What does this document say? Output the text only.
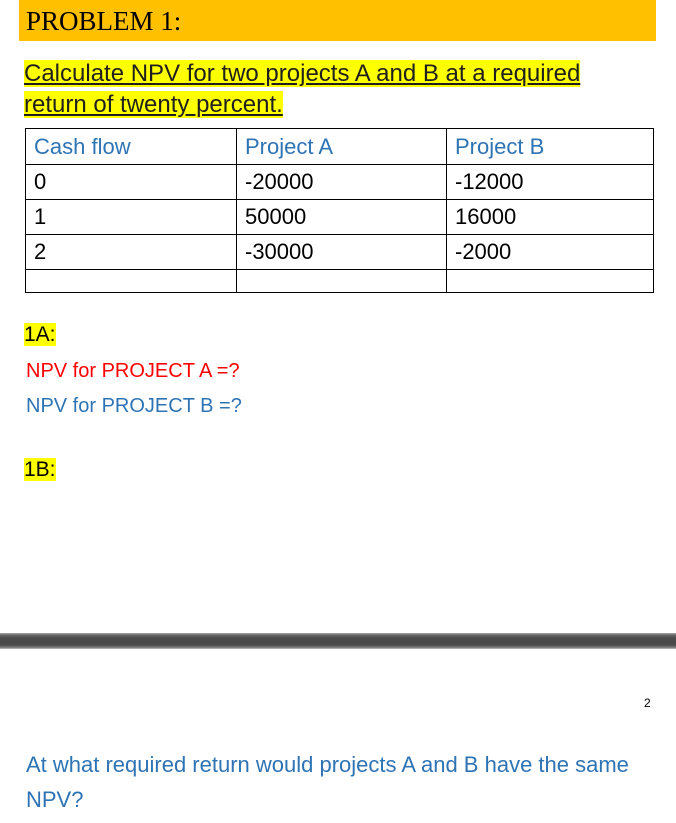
PROBLEM 1:
Calculate NPV for two projects A and B at a required
return of twenty percent.
Cash flow	Project A	Project B
0	-20000	-12000
1	50000	16000
2	-30000	-2000

1A:
NPV for PROJECT A =?
NPV for PROJECT B =?
1B:
2
At what required return would projects A and B have the same NPV?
--------------------
Leave the pictures out and reproduce each record exactly as written.

> **Final answer**
What does this document say? Output the text only.
PROBLEM 1:
Calculate NPV for two projects A and B at a required
return of twenty percent.
Cash flow	Project A	Project B
0	-20000	-12000
1	50000	16000
2	-30000	-2000

1A:
NPV for PROJECT A =?
NPV for PROJECT B =?
1B:
2
At what required return would projects A and B have the same NPV?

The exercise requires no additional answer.